- To do:
Word for word, repeat the entries, minus the pictures.

- Stored data:

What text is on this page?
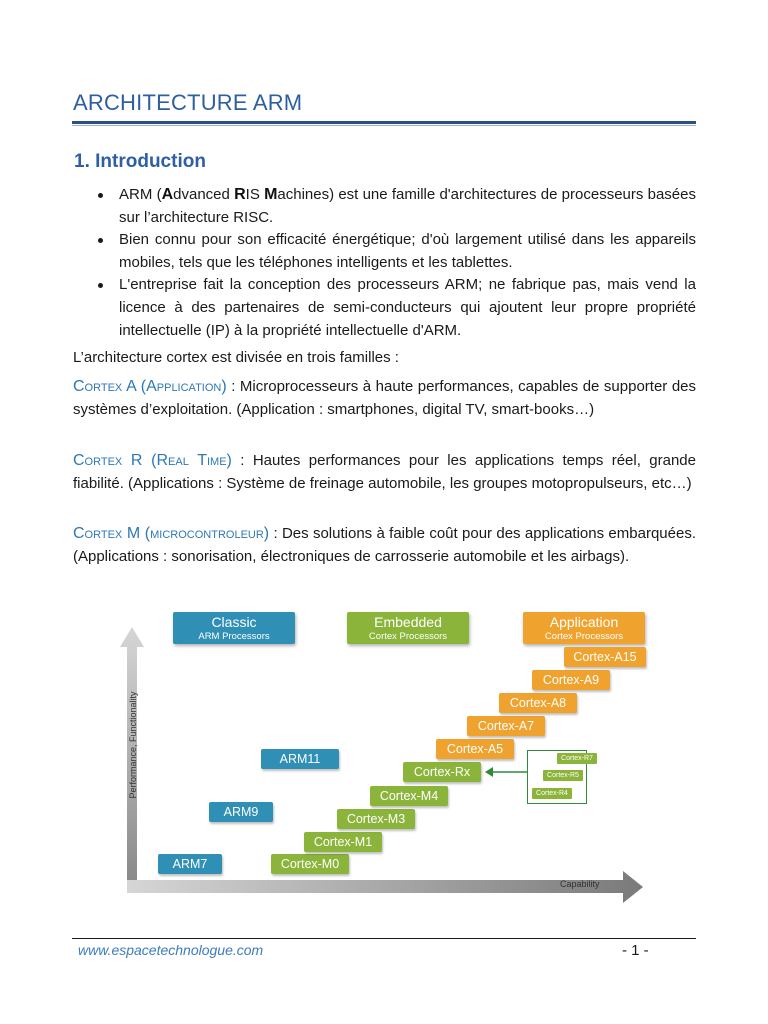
ARCHITECTURE ARM
1. Introduction
ARM (Advanced RIS Machines) est une famille d'architectures de processeurs basées sur l’architecture RISC.
Bien connu pour son efficacité énergétique; d'où largement utilisé dans les appareils mobiles, tels que les téléphones intelligents et les tablettes.
L'entreprise fait la conception des processeurs ARM; ne fabrique pas, mais vend la licence à des partenaires de semi-conducteurs qui ajoutent leur propre propriété intellectuelle (IP) à la propriété intellectuelle d'ARM.

L’architecture cortex est divisée en trois familles :

Cortex A (Application) : Microprocesseurs à haute performances, capables de supporter des systèmes d’exploitation. (Application : smartphones, digital TV, smart-books…)

Cortex R (Real Time) : Hautes performances pour les applications temps réel, grande fiabilité. (Applications : Système de freinage automobile, les groupes motopropulseurs, etc…)

Cortex M (microcontroleur) : Des solutions à faible coût pour des applications embarquées. (Applications : sonorisation, électroniques de carrosserie automobile et les airbags).

Performance, Functionality
Capability
Classic
ARM Processors
Embedded
Cortex Processors
Application
Cortex Processors
ARM7
ARM9
ARM11
Cortex-M0
Cortex-M1
Cortex-M3
Cortex-M4
Cortex-Rx
Cortex-A5
Cortex-A7
Cortex-A8
Cortex-A9
Cortex-A15
Cortex-R7
Cortex-R5
Cortex-R4
www.espacetechnologue.com	- 1 -
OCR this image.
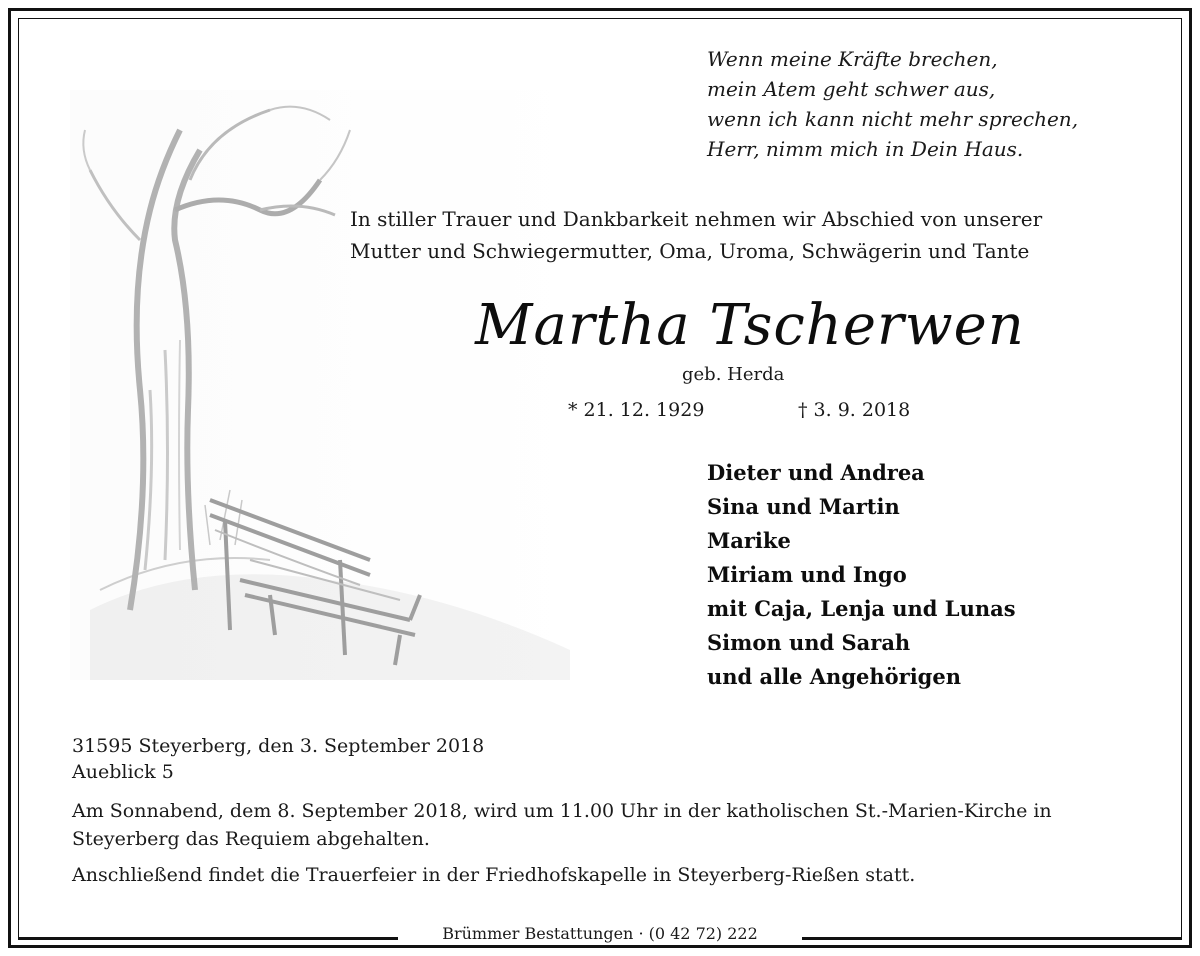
Wenn meine Kräfte brechen,
mein Atem geht schwer aus,
wenn ich kann nicht mehr sprechen,
Herr, nimm mich in Dein Haus.
In stiller Trauer und Dankbarkeit nehmen wir Abschied von unserer
Mutter und Schwiegermutter, Oma, Uroma, Schwägerin und Tante
Martha Tscherwen
geb. Herda
* 21. 12. 1929	† 3. 9. 2018
Dieter und Andrea
Sina und Martin
Marike
Miriam und Ingo
mit Caja, Lenja und Lunas
Simon und Sarah
und alle Angehörigen
31595 Steyerberg, den 3. September 2018
Aueblick 5

Am Sonnabend, dem 8. September 2018, wird um 11.00 Uhr in der katholischen St.-Marien-Kirche in Steyerberg das Requiem abgehalten.

Anschließend findet die Trauerfeier in der Friedhofskapelle in Steyerberg-Rießen statt.

Brümmer Bestattungen · (0 42 72) 222
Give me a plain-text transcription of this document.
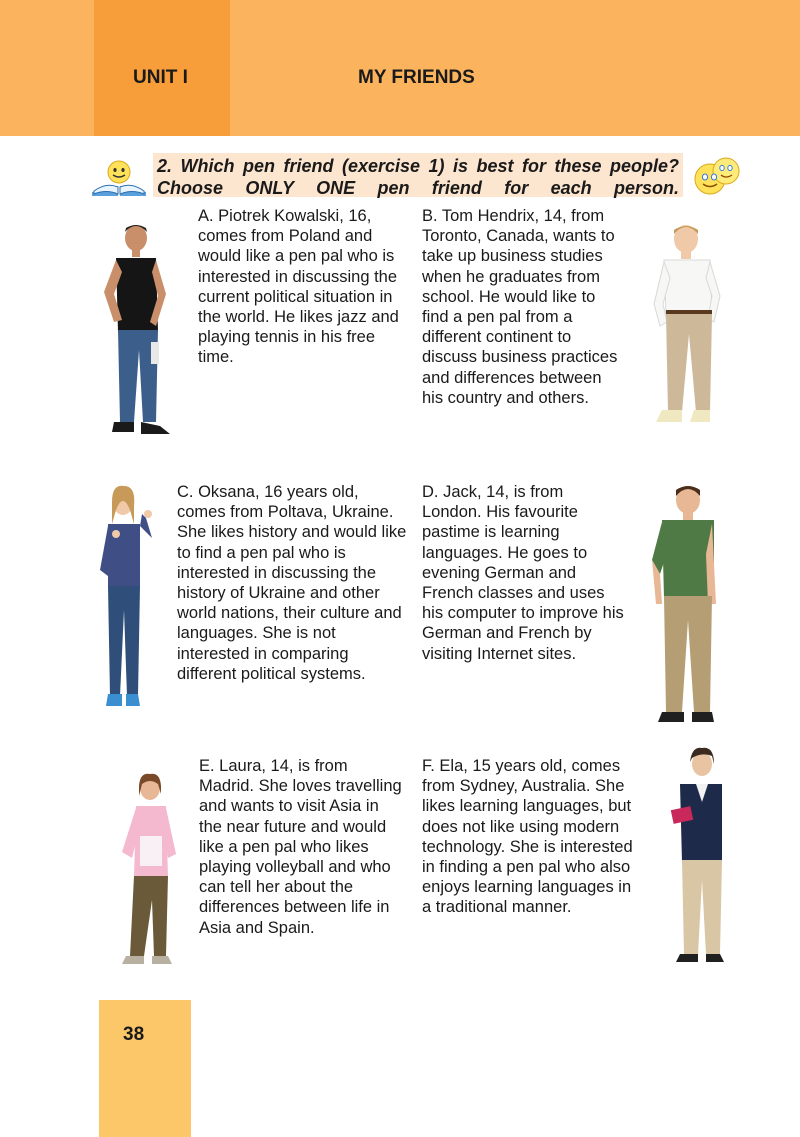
UNIT I	MY FRIENDS

2. Which pen friend (exercise 1) is best for these people? Choose ONLY ONE pen friend for each person.

A. Piotrek Kowalski, 16, comes from Poland and would like a pen pal who is interested in discussing the current political situation in the world. He likes jazz and playing tennis in his free time.

B. Tom Hendrix, 14, from Toronto, Canada, wants to take up business studies when he graduates from school. He would like to find a pen pal from a different continent to discuss business practices and differences between his country and others.

C. Oksana, 16 years old, comes from Poltava, Ukraine. She likes history and would like to find a pen pal who is interested in discussing the history of Ukraine and other world nations, their culture and languages. She is not interested in comparing different political systems.

D. Jack, 14, is from London. His favourite pastime is learning languages. He goes to evening German and French classes and uses his computer to improve his German and French by visiting Internet sites.

E. Laura, 14, is from Madrid. She loves travelling and wants to visit Asia in the near future and would like a pen pal who likes playing volleyball and who can tell her about the differences between life in Asia and Spain.

F. Ela, 15 years old, comes from Sydney, Australia. She likes learning languages, but does not like using modern technology. She is interested in finding a pen pal who also enjoys learning languages in a traditional manner.

38
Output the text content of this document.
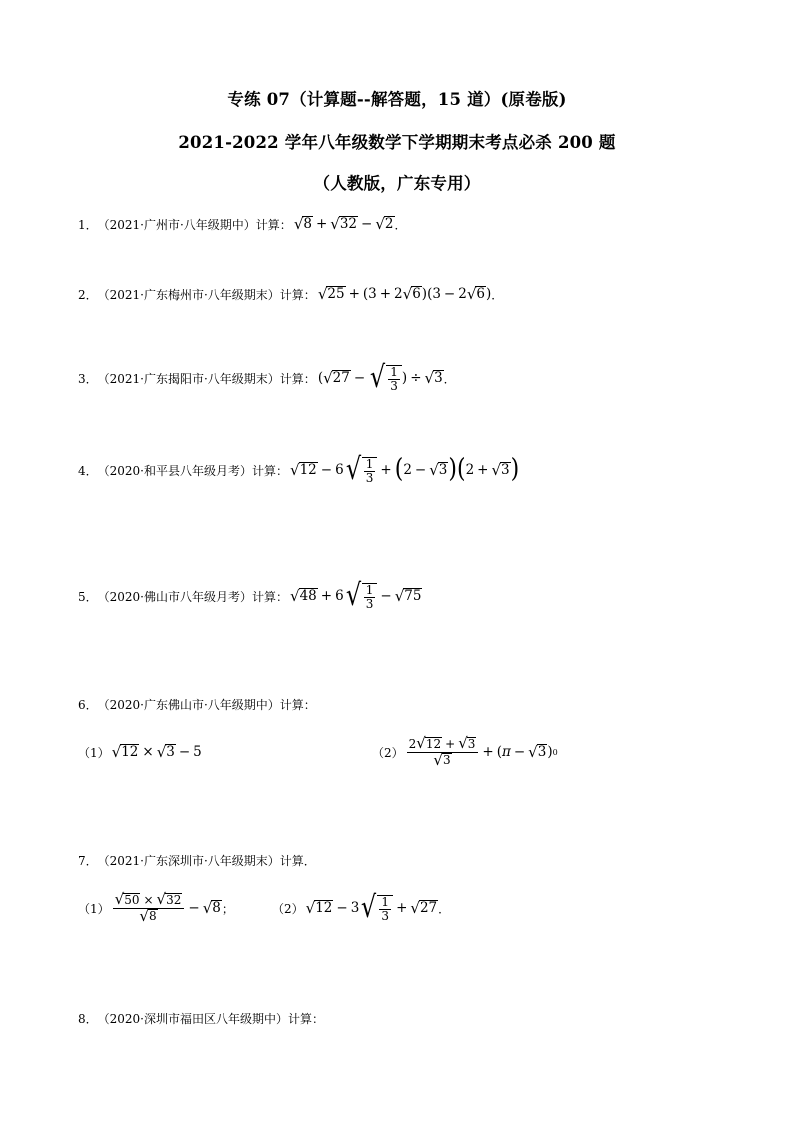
专练 07（计算题--解答题，15 道）(原卷版)
2021-2022 学年八年级数学下学期期末考点必杀 200 题
（人教版，广东专用）
1． （2021·广州市·八年级期中）计算： √ 8 + √ 32 − √ 2 ．
2． （2021·广东梅州市·八年级期末）计算： √ 25 + (3 + 2 √ 6 )(3 − 2 √ 6 ) ．
3． （2021·广东揭阳市·八年级期末）计算： ( √ 27 − √ $\frac{1}{3}$ ) ÷ √ 3 ．
4． （2020·和平县八年级月考）计算： √ 12 − 6 √ $\frac{1}{3}$ + ( 2 − √ 3 ) ( 2 + √ 3 )
5． （2020·佛山市八年级月考）计算： √ 48 + 6 √ $\frac{1}{3}$ − √ 75
6． （2020·广东佛山市·八年级期中）计算：
（1） √ 12 × √ 3 − 5	$(2) \frac{2 √ 12 + √ 3}{√ 3}$ + ( π − √ 3 ) 0
7． （2021·广东深圳市·八年级期末）计算．
$(1) \frac{√ 50 \times √ 32}{√ 8}$ − √ 8 ；	（2） √ 12 − 3 √ $\frac{1}{3}$ + √ 27 ．
8． （2020·深圳市福田区八年级期中）计算：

- Finished answer:
What text is on this page?
ARCHITECTURE ARM
1. Introduction
ARM (Advanced RIS Machines) est une famille d'architectures de processeurs basées sur l’architecture RISC.
Bien connu pour son efficacité énergétique; d'où largement utilisé dans les appareils mobiles, tels que les téléphones intelligents et les tablettes.
L'entreprise fait la conception des processeurs ARM; ne fabrique pas, mais vend la licence à des partenaires de semi-conducteurs qui ajoutent leur propre propriété intellectuelle (IP) à la propriété intellectuelle d'ARM.

L’architecture cortex est divisée en trois familles :

Cortex A (Application) : Microprocesseurs à haute performances, capables de supporter des systèmes d’exploitation. (Application : smartphones, digital TV, smart-books…)

Cortex R (Real Time) : Hautes performances pour les applications temps réel, grande fiabilité. (Applications : Système de freinage automobile, les groupes motopropulseurs, etc…)

Cortex M (microcontroleur) : Des solutions à faible coût pour des applications embarquées. (Applications : sonorisation, électroniques de carrosserie automobile et les airbags).

Performance, Functionality
Capability
Classic
ARM Processors
Embedded
Cortex Processors
Application
Cortex Processors
ARM7
ARM9
ARM11
Cortex-M0
Cortex-M1
Cortex-M3
Cortex-M4
Cortex-Rx
Cortex-A5
Cortex-A7
Cortex-A8
Cortex-A9
Cortex-A15
Cortex-R7
Cortex-R5
Cortex-R4
www.espacetechnologue.com	- 1 -
OCR this image.
Wenn meine Kräfte brechen,
mein Atem geht schwer aus,
wenn ich kann nicht mehr sprechen,
Herr, nimm mich in Dein Haus.
In stiller Trauer und Dankbarkeit nehmen wir Abschied von unserer
Mutter und Schwiegermutter, Oma, Uroma, Schwägerin und Tante
Martha Tscherwen
geb. Herda
* 21. 12. 1929	† 3. 9. 2018
Dieter und Andrea
Sina und Martin
Marike
Miriam und Ingo
mit Caja, Lenja und Lunas
Simon und Sarah
und alle Angehörigen
31595 Steyerberg, den 3. September 2018
Aueblick 5

Am Sonnabend, dem 8. September 2018, wird um 11.00 Uhr in der katholischen St.-Marien-Kirche in Steyerberg das Requiem abgehalten.

Anschließend findet die Trauerfeier in der Friedhofskapelle in Steyerberg-Rießen statt.

Brümmer Bestattungen · (0 42 72) 222
Give me a plain-text transcription of this document.
UNIT I	MY FRIENDS

2. Which pen friend (exercise 1) is best for these people? Choose ONLY ONE pen friend for each person.

A. Piotrek Kowalski, 16, comes from Poland and would like a pen pal who is interested in discussing the current political situation in the world. He likes jazz and playing tennis in his free time.

B. Tom Hendrix, 14, from Toronto, Canada, wants to take up business studies when he graduates from school. He would like to find a pen pal from a different continent to discuss business practices and differences between his country and others.

C. Oksana, 16 years old, comes from Poltava, Ukraine. She likes history and would like to find a pen pal who is interested in discussing the history of Ukraine and other world nations, their culture and languages. She is not interested in comparing different political systems.

D. Jack, 14, is from London. His favourite pastime is learning languages. He goes to evening German and French classes and uses his computer to improve his German and French by visiting Internet sites.

E. Laura, 14, is from Madrid. She loves travelling and wants to visit Asia in the near future and would like a pen pal who likes playing volleyball and who can tell her about the differences between life in Asia and Spain.

F. Ela, 15 years old, comes from Sydney, Australia. She likes learning languages, but does not like using modern technology. She is interested in finding a pen pal who also enjoys learning languages in a traditional manner.

38
Output the text content of this document.
专练 07（计算题--解答题，15 道）(原卷版)
2021-2022 学年八年级数学下学期期末考点必杀 200 题
（人教版，广东专用）
1． （2021·广州市·八年级期中）计算： √ 8 + √ 32 − √ 2 ．
2． （2021·广东梅州市·八年级期末）计算： √ 25 + (3 + 2 √ 6 )(3 − 2 √ 6 ) ．
3． （2021·广东揭阳市·八年级期末）计算： ( √ 27 − √ $\frac{1}{3}$ ) ÷ √ 3 ．
4． （2020·和平县八年级月考）计算： √ 12 − 6 √ $\frac{1}{3}$ + ( 2 − √ 3 ) ( 2 + √ 3 )
5． （2020·佛山市八年级月考）计算： √ 48 + 6 √ $\frac{1}{3}$ − √ 75
6． （2020·广东佛山市·八年级期中）计算：
（1） √ 12 × √ 3 − 5	$(2) \frac{2 √ 12 + √ 3}{√ 3}$ + ( π − √ 3 ) 0
7． （2021·广东深圳市·八年级期末）计算．
$(1) \frac{√ 50 \times √ 32}{√ 8}$ − √ 8 ；	（2） √ 12 − 3 √ $\frac{1}{3}$ + √ 27 ．
8． （2020·深圳市福田区八年级期中）计算：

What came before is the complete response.